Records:

┏━━

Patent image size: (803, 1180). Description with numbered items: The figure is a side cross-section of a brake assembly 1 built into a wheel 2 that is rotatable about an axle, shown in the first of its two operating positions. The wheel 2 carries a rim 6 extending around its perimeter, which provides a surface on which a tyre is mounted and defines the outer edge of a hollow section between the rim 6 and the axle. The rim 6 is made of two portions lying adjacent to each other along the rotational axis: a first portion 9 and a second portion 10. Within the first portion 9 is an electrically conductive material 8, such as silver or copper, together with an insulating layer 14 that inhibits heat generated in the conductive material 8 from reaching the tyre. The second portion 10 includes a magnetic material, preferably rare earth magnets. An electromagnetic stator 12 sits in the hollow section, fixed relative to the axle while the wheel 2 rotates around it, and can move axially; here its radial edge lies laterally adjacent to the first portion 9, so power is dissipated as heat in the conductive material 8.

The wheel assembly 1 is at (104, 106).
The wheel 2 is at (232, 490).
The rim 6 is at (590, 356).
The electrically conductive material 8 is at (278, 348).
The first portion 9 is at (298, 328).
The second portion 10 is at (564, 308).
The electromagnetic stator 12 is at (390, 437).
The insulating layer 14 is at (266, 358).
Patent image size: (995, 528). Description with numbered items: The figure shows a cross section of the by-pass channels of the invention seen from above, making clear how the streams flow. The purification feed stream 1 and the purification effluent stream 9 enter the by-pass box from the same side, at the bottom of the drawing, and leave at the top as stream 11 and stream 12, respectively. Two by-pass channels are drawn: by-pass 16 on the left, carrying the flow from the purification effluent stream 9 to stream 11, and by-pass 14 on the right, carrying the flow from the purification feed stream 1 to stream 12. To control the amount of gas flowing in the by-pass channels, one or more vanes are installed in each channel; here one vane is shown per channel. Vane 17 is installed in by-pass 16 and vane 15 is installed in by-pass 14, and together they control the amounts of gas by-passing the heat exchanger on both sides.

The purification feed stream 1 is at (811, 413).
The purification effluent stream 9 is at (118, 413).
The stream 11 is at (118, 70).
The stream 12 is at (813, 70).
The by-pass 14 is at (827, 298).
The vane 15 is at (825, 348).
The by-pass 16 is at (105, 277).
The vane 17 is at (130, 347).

┗━━

Please repeat all the entries above, switching every "Patent image size" to "Figure dimensions" and leaving everything else unchanged.

Figure dimensions: (803, 1180). Description with numbered items: The figure is a side cross-section of a brake assembly 1 built into a wheel 2 that is rotatable about an axle, shown in the first of its two operating positions. The wheel 2 carries a rim 6 extending around its perimeter, which provides a surface on which a tyre is mounted and defines the outer edge of a hollow section between the rim 6 and the axle. The rim 6 is made of two portions lying adjacent to each other along the rotational axis: a first portion 9 and a second portion 10. Within the first portion 9 is an electrically conductive material 8, such as silver or copper, together with an insulating layer 14 that inhibits heat generated in the conductive material 8 from reaching the tyre. The second portion 10 includes a magnetic material, preferably rare earth magnets. An electromagnetic stator 12 sits in the hollow section, fixed relative to the axle while the wheel 2 rotates around it, and can move axially; here its radial edge lies laterally adjacent to the first portion 9, so power is dissipated as heat in the conductive material 8.

The wheel assembly 1 is at (104, 106).
The wheel 2 is at (232, 490).
The rim 6 is at (590, 356).
The electrically conductive material 8 is at (278, 348).
The first portion 9 is at (298, 328).
The second portion 10 is at (564, 308).
The electromagnetic stator 12 is at (390, 437).
The insulating layer 14 is at (266, 358).
Figure dimensions: (995, 528). Description with numbered items: The figure shows a cross section of the by-pass channels of the invention seen from above, making clear how the streams flow. The purification feed stream 1 and the purification effluent stream 9 enter the by-pass box from the same side, at the bottom of the drawing, and leave at the top as stream 11 and stream 12, respectively. Two by-pass channels are drawn: by-pass 16 on the left, carrying the flow from the purification effluent stream 9 to stream 11, and by-pass 14 on the right, carrying the flow from the purification feed stream 1 to stream 12. To control the amount of gas flowing in the by-pass channels, one or more vanes are installed in each channel; here one vane is shown per channel. Vane 17 is installed in by-pass 16 and vane 15 is installed in by-pass 14, and together they control the amounts of gas by-passing the heat exchanger on both sides.

The purification feed stream 1 is at (811, 413).
The purification effluent stream 9 is at (118, 413).
The stream 11 is at (118, 70).
The stream 12 is at (813, 70).
The by-pass 14 is at (827, 298).
The vane 15 is at (825, 348).
The by-pass 16 is at (105, 277).
The vane 17 is at (130, 347).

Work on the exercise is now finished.